_Requirements:_ Without omitting anything, return the records precisely as given.

_Provided data:_
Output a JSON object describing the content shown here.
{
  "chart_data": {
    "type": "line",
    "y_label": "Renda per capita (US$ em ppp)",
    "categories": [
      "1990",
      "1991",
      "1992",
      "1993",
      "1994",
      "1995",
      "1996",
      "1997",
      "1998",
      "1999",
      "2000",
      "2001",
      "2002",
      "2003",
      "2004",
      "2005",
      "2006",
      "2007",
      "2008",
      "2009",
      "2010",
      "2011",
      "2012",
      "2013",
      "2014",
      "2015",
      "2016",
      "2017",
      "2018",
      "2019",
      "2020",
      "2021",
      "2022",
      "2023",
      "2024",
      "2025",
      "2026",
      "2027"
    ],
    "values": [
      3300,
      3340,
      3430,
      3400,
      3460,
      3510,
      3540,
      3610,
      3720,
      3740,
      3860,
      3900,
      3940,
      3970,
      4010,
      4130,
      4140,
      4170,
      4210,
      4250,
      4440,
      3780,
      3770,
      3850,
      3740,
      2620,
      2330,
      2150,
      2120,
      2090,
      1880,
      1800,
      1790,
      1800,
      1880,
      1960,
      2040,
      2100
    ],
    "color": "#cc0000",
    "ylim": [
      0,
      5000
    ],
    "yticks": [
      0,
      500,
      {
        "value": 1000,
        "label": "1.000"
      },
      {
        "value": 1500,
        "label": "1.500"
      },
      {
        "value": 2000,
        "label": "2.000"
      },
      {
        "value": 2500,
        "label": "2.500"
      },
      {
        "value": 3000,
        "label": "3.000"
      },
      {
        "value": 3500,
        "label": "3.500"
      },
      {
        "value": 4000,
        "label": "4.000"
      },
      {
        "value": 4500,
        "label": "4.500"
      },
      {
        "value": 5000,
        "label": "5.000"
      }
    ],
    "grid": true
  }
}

_Written response:_
Output a JSON object describing the content shown here.
{
  "chart_data": {
    "type": "line",
    "y_label": "Renda per capita (US$ em ppp)",
    "categories": [
      "1990",
      "1991",
      "1992",
      "1993",
      "1994",
      "1995",
      "1996",
      "1997",
      "1998",
      "1999",
      "2000",
      "2001",
      "2002",
      "2003",
      "2004",
      "2005",
      "2006",
      "2007",
      "2008",
      "2009",
      "2010",
      "2011",
      "2012",
      "2013",
      "2014",
      "2015",
      "2016",
      "2017",
      "2018",
      "2019",
      "2020",
      "2021",
      "2022",
      "2023",
      "2024",
      "2025",
      "2026",
      "2027"
    ],
    "values": [
      3300,
      3340,
      3430,
      3400,
      3460,
      3510,
      3540,
      3610,
      3720,
      3740,
      3860,
      3900,
      3940,
      3970,
      4010,
      4130,
      4140,
      4170,
      4210,
      4250,
      4440,
      3780,
      3770,
      3850,
      3740,
      2620,
      2330,
      2150,
      2120,
      2090,
      1880,
      1800,
      1790,
      1800,
      1880,
      1960,
      2040,
      2100
    ],
    "color": "#cc0000",
    "ylim": [
      0,
      5000
    ],
    "yticks": [
      0,
      500,
      {
        "value": 1000,
        "label": "1.000"
      },
      {
        "value": 1500,
        "label": "1.500"
      },
      {
        "value": 2000,
        "label": "2.000"
      },
      {
        "value": 2500,
        "label": "2.500"
      },
      {
        "value": 3000,
        "label": "3.000"
      },
      {
        "value": 3500,
        "label": "3.500"
      },
      {
        "value": 4000,
        "label": "4.000"
      },
      {
        "value": 4500,
        "label": "4.500"
      },
      {
        "value": 5000,
        "label": "5.000"
      }
    ],
    "grid": true
  }
}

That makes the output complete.